Give an exact copy of every line, leaving images out.
————
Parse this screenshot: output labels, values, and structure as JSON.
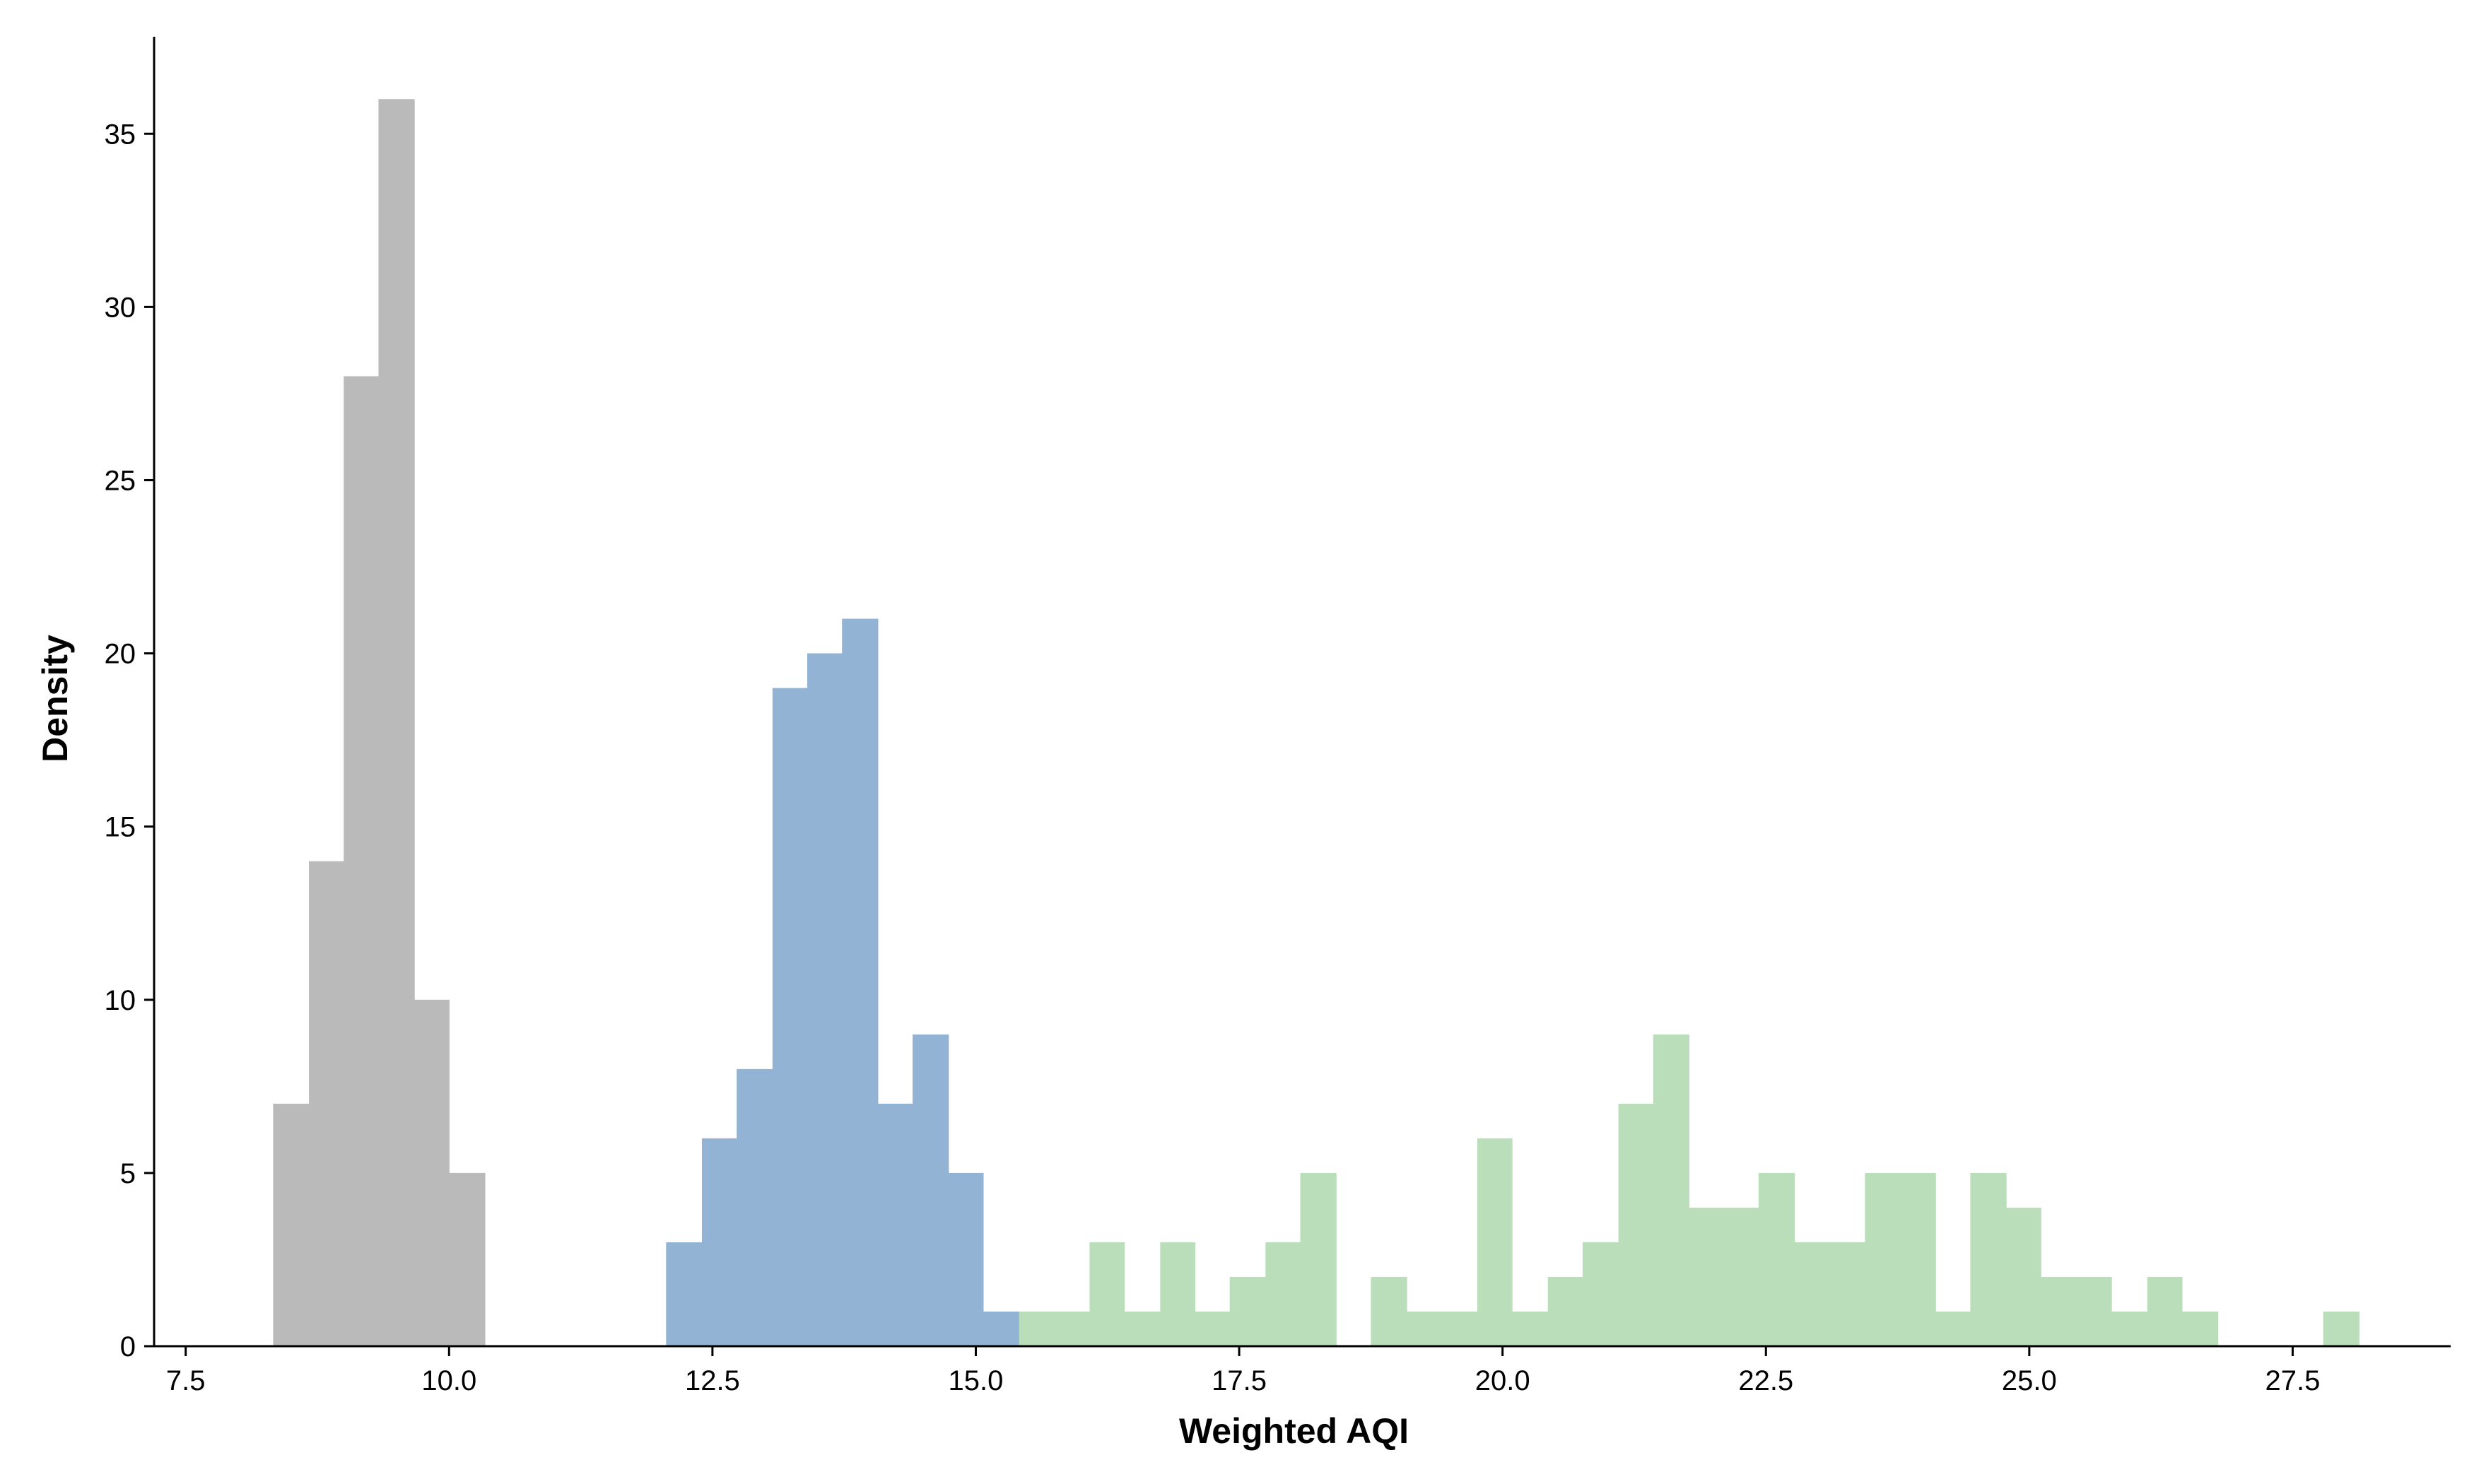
{
  "chart_data": {
    "type": "histogram",
    "title": "",
    "xlabel": "Weighted AQI",
    "ylabel": "Density",
    "xlim": [
      7.2,
      29.0
    ],
    "ylim": [
      0,
      37.8
    ],
    "x_ticks": [
      7.5,
      10.0,
      12.5,
      15.0,
      17.5,
      20.0,
      22.5,
      25.0,
      27.5
    ],
    "x_tick_labels": [
      "7.5",
      "10.0",
      "12.5",
      "15.0",
      "17.5",
      "20.0",
      "22.5",
      "25.0",
      "27.5"
    ],
    "y_ticks": [
      0,
      5,
      10,
      15,
      20,
      25,
      30,
      35
    ],
    "y_tick_labels": [
      "0",
      "5",
      "10",
      "15",
      "20",
      "25",
      "30",
      "35"
    ],
    "grid": false,
    "legend": "none",
    "series": [
      {
        "color": "#bababa",
        "bins": [
          {
            "x0": 8.33,
            "x1": 8.67,
            "value": 7
          },
          {
            "x0": 8.67,
            "x1": 9.0,
            "value": 14
          },
          {
            "x0": 9.0,
            "x1": 9.33,
            "value": 28
          },
          {
            "x0": 9.33,
            "x1": 9.67,
            "value": 36
          },
          {
            "x0": 9.67,
            "x1": 10.0,
            "value": 10
          },
          {
            "x0": 10.0,
            "x1": 10.34,
            "value": 5
          }
        ]
      },
      {
        "color": "#92b3d3",
        "bins": [
          {
            "x0": 12.06,
            "x1": 12.4,
            "value": 3
          },
          {
            "x0": 12.4,
            "x1": 12.73,
            "value": 6
          },
          {
            "x0": 12.73,
            "x1": 13.07,
            "value": 8
          },
          {
            "x0": 13.07,
            "x1": 13.4,
            "value": 19
          },
          {
            "x0": 13.4,
            "x1": 13.73,
            "value": 20
          },
          {
            "x0": 13.73,
            "x1": 14.07,
            "value": 21
          },
          {
            "x0": 14.07,
            "x1": 14.4,
            "value": 7
          },
          {
            "x0": 14.4,
            "x1": 14.74,
            "value": 9
          },
          {
            "x0": 14.74,
            "x1": 15.07,
            "value": 5
          },
          {
            "x0": 15.07,
            "x1": 15.41,
            "value": 1
          }
        ]
      },
      {
        "color": "#b9deb9",
        "bins": [
          {
            "x0": 15.41,
            "x1": 15.74,
            "value": 1
          },
          {
            "x0": 15.74,
            "x1": 16.08,
            "value": 1
          },
          {
            "x0": 16.08,
            "x1": 16.41,
            "value": 3
          },
          {
            "x0": 16.41,
            "x1": 16.75,
            "value": 1
          },
          {
            "x0": 16.75,
            "x1": 17.08,
            "value": 3
          },
          {
            "x0": 17.08,
            "x1": 17.41,
            "value": 1
          },
          {
            "x0": 17.41,
            "x1": 17.75,
            "value": 2
          },
          {
            "x0": 17.75,
            "x1": 18.08,
            "value": 3
          },
          {
            "x0": 18.08,
            "x1": 18.42,
            "value": 5
          },
          {
            "x0": 18.75,
            "x1": 19.09,
            "value": 2
          },
          {
            "x0": 19.09,
            "x1": 19.42,
            "value": 1
          },
          {
            "x0": 19.42,
            "x1": 19.76,
            "value": 1
          },
          {
            "x0": 19.76,
            "x1": 20.09,
            "value": 6
          },
          {
            "x0": 20.09,
            "x1": 20.43,
            "value": 1
          },
          {
            "x0": 20.43,
            "x1": 20.76,
            "value": 2
          },
          {
            "x0": 20.76,
            "x1": 21.1,
            "value": 3
          },
          {
            "x0": 21.1,
            "x1": 21.43,
            "value": 7
          },
          {
            "x0": 21.43,
            "x1": 21.77,
            "value": 9
          },
          {
            "x0": 21.77,
            "x1": 22.1,
            "value": 4
          },
          {
            "x0": 22.1,
            "x1": 22.43,
            "value": 4
          },
          {
            "x0": 22.43,
            "x1": 22.77,
            "value": 5
          },
          {
            "x0": 22.77,
            "x1": 23.1,
            "value": 3
          },
          {
            "x0": 23.1,
            "x1": 23.44,
            "value": 3
          },
          {
            "x0": 23.44,
            "x1": 23.77,
            "value": 5
          },
          {
            "x0": 23.77,
            "x1": 24.11,
            "value": 5
          },
          {
            "x0": 24.11,
            "x1": 24.44,
            "value": 1
          },
          {
            "x0": 24.44,
            "x1": 24.78,
            "value": 5
          },
          {
            "x0": 24.78,
            "x1": 25.11,
            "value": 4
          },
          {
            "x0": 25.11,
            "x1": 25.45,
            "value": 2
          },
          {
            "x0": 25.45,
            "x1": 25.78,
            "value": 2
          },
          {
            "x0": 25.78,
            "x1": 26.12,
            "value": 1
          },
          {
            "x0": 26.12,
            "x1": 26.45,
            "value": 2
          },
          {
            "x0": 26.45,
            "x1": 26.79,
            "value": 1
          },
          {
            "x0": 27.79,
            "x1": 28.13,
            "value": 1
          }
        ]
      }
    ]
  }
}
————
■ **Exercise response**:
Parse this screenshot: output labels, values, and structure as JSON.
{
  "chart_data": {
    "type": "histogram",
    "title": "",
    "xlabel": "Weighted AQI",
    "ylabel": "Density",
    "xlim": [
      7.2,
      29.0
    ],
    "ylim": [
      0,
      37.8
    ],
    "x_ticks": [
      7.5,
      10.0,
      12.5,
      15.0,
      17.5,
      20.0,
      22.5,
      25.0,
      27.5
    ],
    "x_tick_labels": [
      "7.5",
      "10.0",
      "12.5",
      "15.0",
      "17.5",
      "20.0",
      "22.5",
      "25.0",
      "27.5"
    ],
    "y_ticks": [
      0,
      5,
      10,
      15,
      20,
      25,
      30,
      35
    ],
    "y_tick_labels": [
      "0",
      "5",
      "10",
      "15",
      "20",
      "25",
      "30",
      "35"
    ],
    "grid": false,
    "legend": "none",
    "series": [
      {
        "color": "#bababa",
        "bins": [
          {
            "x0": 8.33,
            "x1": 8.67,
            "value": 7
          },
          {
            "x0": 8.67,
            "x1": 9.0,
            "value": 14
          },
          {
            "x0": 9.0,
            "x1": 9.33,
            "value": 28
          },
          {
            "x0": 9.33,
            "x1": 9.67,
            "value": 36
          },
          {
            "x0": 9.67,
            "x1": 10.0,
            "value": 10
          },
          {
            "x0": 10.0,
            "x1": 10.34,
            "value": 5
          }
        ]
      },
      {
        "color": "#92b3d3",
        "bins": [
          {
            "x0": 12.06,
            "x1": 12.4,
            "value": 3
          },
          {
            "x0": 12.4,
            "x1": 12.73,
            "value": 6
          },
          {
            "x0": 12.73,
            "x1": 13.07,
            "value": 8
          },
          {
            "x0": 13.07,
            "x1": 13.4,
            "value": 19
          },
          {
            "x0": 13.4,
            "x1": 13.73,
            "value": 20
          },
          {
            "x0": 13.73,
            "x1": 14.07,
            "value": 21
          },
          {
            "x0": 14.07,
            "x1": 14.4,
            "value": 7
          },
          {
            "x0": 14.4,
            "x1": 14.74,
            "value": 9
          },
          {
            "x0": 14.74,
            "x1": 15.07,
            "value": 5
          },
          {
            "x0": 15.07,
            "x1": 15.41,
            "value": 1
          }
        ]
      },
      {
        "color": "#b9deb9",
        "bins": [
          {
            "x0": 15.41,
            "x1": 15.74,
            "value": 1
          },
          {
            "x0": 15.74,
            "x1": 16.08,
            "value": 1
          },
          {
            "x0": 16.08,
            "x1": 16.41,
            "value": 3
          },
          {
            "x0": 16.41,
            "x1": 16.75,
            "value": 1
          },
          {
            "x0": 16.75,
            "x1": 17.08,
            "value": 3
          },
          {
            "x0": 17.08,
            "x1": 17.41,
            "value": 1
          },
          {
            "x0": 17.41,
            "x1": 17.75,
            "value": 2
          },
          {
            "x0": 17.75,
            "x1": 18.08,
            "value": 3
          },
          {
            "x0": 18.08,
            "x1": 18.42,
            "value": 5
          },
          {
            "x0": 18.75,
            "x1": 19.09,
            "value": 2
          },
          {
            "x0": 19.09,
            "x1": 19.42,
            "value": 1
          },
          {
            "x0": 19.42,
            "x1": 19.76,
            "value": 1
          },
          {
            "x0": 19.76,
            "x1": 20.09,
            "value": 6
          },
          {
            "x0": 20.09,
            "x1": 20.43,
            "value": 1
          },
          {
            "x0": 20.43,
            "x1": 20.76,
            "value": 2
          },
          {
            "x0": 20.76,
            "x1": 21.1,
            "value": 3
          },
          {
            "x0": 21.1,
            "x1": 21.43,
            "value": 7
          },
          {
            "x0": 21.43,
            "x1": 21.77,
            "value": 9
          },
          {
            "x0": 21.77,
            "x1": 22.1,
            "value": 4
          },
          {
            "x0": 22.1,
            "x1": 22.43,
            "value": 4
          },
          {
            "x0": 22.43,
            "x1": 22.77,
            "value": 5
          },
          {
            "x0": 22.77,
            "x1": 23.1,
            "value": 3
          },
          {
            "x0": 23.1,
            "x1": 23.44,
            "value": 3
          },
          {
            "x0": 23.44,
            "x1": 23.77,
            "value": 5
          },
          {
            "x0": 23.77,
            "x1": 24.11,
            "value": 5
          },
          {
            "x0": 24.11,
            "x1": 24.44,
            "value": 1
          },
          {
            "x0": 24.44,
            "x1": 24.78,
            "value": 5
          },
          {
            "x0": 24.78,
            "x1": 25.11,
            "value": 4
          },
          {
            "x0": 25.11,
            "x1": 25.45,
            "value": 2
          },
          {
            "x0": 25.45,
            "x1": 25.78,
            "value": 2
          },
          {
            "x0": 25.78,
            "x1": 26.12,
            "value": 1
          },
          {
            "x0": 26.12,
            "x1": 26.45,
            "value": 2
          },
          {
            "x0": 26.45,
            "x1": 26.79,
            "value": 1
          },
          {
            "x0": 27.79,
            "x1": 28.13,
            "value": 1
          }
        ]
      }
    ]
  }
}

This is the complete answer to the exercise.